Show each line that has the string "Efficienza" in it.

──────── DATA SHOWN

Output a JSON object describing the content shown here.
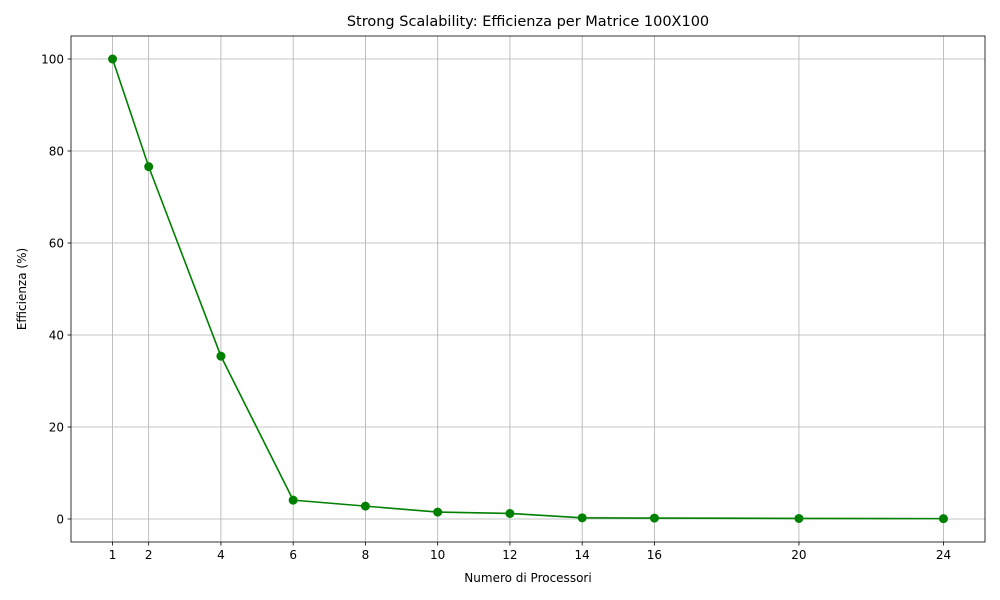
{
  "chart_data": {
    "type": "line",
    "title": "Strong Scalability: Efficienza per Matrice 100X100",
    "xlabel": "Numero di Processori",
    "ylabel": "Efficienza (%)",
    "x": [
      1,
      2,
      4,
      6,
      8,
      10,
      12,
      14,
      16,
      20,
      24
    ],
    "series": [
      {
        "values": [
          100,
          76.6,
          35.4,
          4.1,
          2.8,
          1.5,
          1.2,
          0.25,
          0.2,
          0.12,
          0.08
        ],
        "color": "#008000",
        "marker": "circle"
      }
    ],
    "xticks": [
      1,
      2,
      4,
      6,
      8,
      10,
      12,
      14,
      16,
      20,
      24
    ],
    "yticks": [
      0,
      20,
      40,
      60,
      80,
      100
    ],
    "xlim": [
      -0.15,
      25.15
    ],
    "ylim": [
      -5,
      105
    ],
    "grid": true,
    "legend": "none"
  }
}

────────────────

▶ **RESULT FOR THIS TASK**:
    "title": "Strong Scalability: Efficienza per Matrice 100X100",
    "ylabel": "Efficienza (%)",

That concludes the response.